# PROBLEM DETAILS
Every line of the material that follows must be printed again exactly.

# MATERIAL PROVIDED
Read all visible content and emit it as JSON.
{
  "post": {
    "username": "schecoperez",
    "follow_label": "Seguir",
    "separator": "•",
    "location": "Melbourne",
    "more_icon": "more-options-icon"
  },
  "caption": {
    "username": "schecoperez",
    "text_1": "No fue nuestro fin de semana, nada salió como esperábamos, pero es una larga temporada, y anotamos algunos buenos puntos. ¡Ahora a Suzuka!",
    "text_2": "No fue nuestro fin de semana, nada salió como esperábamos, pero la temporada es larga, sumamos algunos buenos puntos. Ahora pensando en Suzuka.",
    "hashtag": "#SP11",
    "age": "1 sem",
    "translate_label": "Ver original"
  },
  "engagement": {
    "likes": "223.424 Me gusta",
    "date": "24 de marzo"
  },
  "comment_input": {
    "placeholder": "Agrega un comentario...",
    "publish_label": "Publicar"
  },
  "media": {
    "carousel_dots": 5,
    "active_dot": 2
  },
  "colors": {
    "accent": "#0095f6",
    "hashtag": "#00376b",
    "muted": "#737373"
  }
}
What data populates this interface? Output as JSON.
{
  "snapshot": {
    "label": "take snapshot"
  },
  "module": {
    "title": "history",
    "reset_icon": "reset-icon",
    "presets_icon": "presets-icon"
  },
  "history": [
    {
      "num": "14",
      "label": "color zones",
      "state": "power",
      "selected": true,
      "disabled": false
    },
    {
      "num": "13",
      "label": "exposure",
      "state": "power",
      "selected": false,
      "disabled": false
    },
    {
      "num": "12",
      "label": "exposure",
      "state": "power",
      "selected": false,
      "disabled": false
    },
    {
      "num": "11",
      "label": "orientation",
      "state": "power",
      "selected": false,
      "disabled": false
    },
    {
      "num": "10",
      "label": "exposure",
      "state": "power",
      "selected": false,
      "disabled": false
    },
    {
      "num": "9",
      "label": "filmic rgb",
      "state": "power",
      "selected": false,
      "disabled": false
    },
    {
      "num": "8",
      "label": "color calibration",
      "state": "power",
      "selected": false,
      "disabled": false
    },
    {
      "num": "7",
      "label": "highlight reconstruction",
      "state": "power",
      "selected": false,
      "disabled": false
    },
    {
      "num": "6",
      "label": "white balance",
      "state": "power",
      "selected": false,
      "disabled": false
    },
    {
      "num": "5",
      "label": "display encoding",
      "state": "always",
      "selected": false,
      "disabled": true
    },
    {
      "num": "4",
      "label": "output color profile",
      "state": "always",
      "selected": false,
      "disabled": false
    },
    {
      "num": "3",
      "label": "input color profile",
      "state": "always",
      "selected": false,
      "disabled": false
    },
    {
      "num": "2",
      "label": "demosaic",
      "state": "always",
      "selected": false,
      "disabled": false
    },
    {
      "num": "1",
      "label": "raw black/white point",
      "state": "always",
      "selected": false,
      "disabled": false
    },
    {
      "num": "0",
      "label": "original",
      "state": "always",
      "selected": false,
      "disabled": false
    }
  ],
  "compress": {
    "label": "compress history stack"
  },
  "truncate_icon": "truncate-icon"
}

# COMPLETED EXERCISE
Read all visible content and emit it as JSON.
{
  "post": {
    "username": "schecoperez",
    "follow_label": "Seguir",
    "separator": "•",
    "location": "Melbourne",
    "more_icon": "more-options-icon"
  },
  "caption": {
    "username": "schecoperez",
    "text_1": "No fue nuestro fin de semana, nada salió como esperábamos, pero es una larga temporada, y anotamos algunos buenos puntos. ¡Ahora a Suzuka!",
    "text_2": "No fue nuestro fin de semana, nada salió como esperábamos, pero la temporada es larga, sumamos algunos buenos puntos. Ahora pensando en Suzuka.",
    "hashtag": "#SP11",
    "age": "1 sem",
    "translate_label": "Ver original"
  },
  "engagement": {
    "likes": "223.424 Me gusta",
    "date": "24 de marzo"
  },
  "comment_input": {
    "placeholder": "Agrega un comentario...",
    "publish_label": "Publicar"
  },
  "media": {
    "carousel_dots": 5,
    "active_dot": 2
  },
  "colors": {
    "accent": "#0095f6",
    "hashtag": "#00376b",
    "muted": "#737373"
  }
}
What data populates this interface? Output as JSON.
{
  "snapshot": {
    "label": "take snapshot"
  },
  "module": {
    "title": "history",
    "reset_icon": "reset-icon",
    "presets_icon": "presets-icon"
  },
  "history": [
    {
      "num": "14",
      "label": "color zones",
      "state": "power",
      "selected": true,
      "disabled": false
    },
    {
      "num": "13",
      "label": "exposure",
      "state": "power",
      "selected": false,
      "disabled": false
    },
    {
      "num": "12",
      "label": "exposure",
      "state": "power",
      "selected": false,
      "disabled": false
    },
    {
      "num": "11",
      "label": "orientation",
      "state": "power",
      "selected": false,
      "disabled": false
    },
    {
      "num": "10",
      "label": "exposure",
      "state": "power",
      "selected": false,
      "disabled": false
    },
    {
      "num": "9",
      "label": "filmic rgb",
      "state": "power",
      "selected": false,
      "disabled": false
    },
    {
      "num": "8",
      "label": "color calibration",
      "state": "power",
      "selected": false,
      "disabled": false
    },
    {
      "num": "7",
      "label": "highlight reconstruction",
      "state": "power",
      "selected": false,
      "disabled": false
    },
    {
      "num": "6",
      "label": "white balance",
      "state": "power",
      "selected": false,
      "disabled": false
    },
    {
      "num": "5",
      "label": "display encoding",
      "state": "always",
      "selected": false,
      "disabled": true
    },
    {
      "num": "4",
      "label": "output color profile",
      "state": "always",
      "selected": false,
      "disabled": false
    },
    {
      "num": "3",
      "label": "input color profile",
      "state": "always",
      "selected": false,
      "disabled": false
    },
    {
      "num": "2",
      "label": "demosaic",
      "state": "always",
      "selected": false,
      "disabled": false
    },
    {
      "num": "1",
      "label": "raw black/white point",
      "state": "always",
      "selected": false,
      "disabled": false
    },
    {
      "num": "0",
      "label": "original",
      "state": "always",
      "selected": false,
      "disabled": false
    }
  ],
  "compress": {
    "label": "compress history stack"
  },
  "truncate_icon": "truncate-icon"
}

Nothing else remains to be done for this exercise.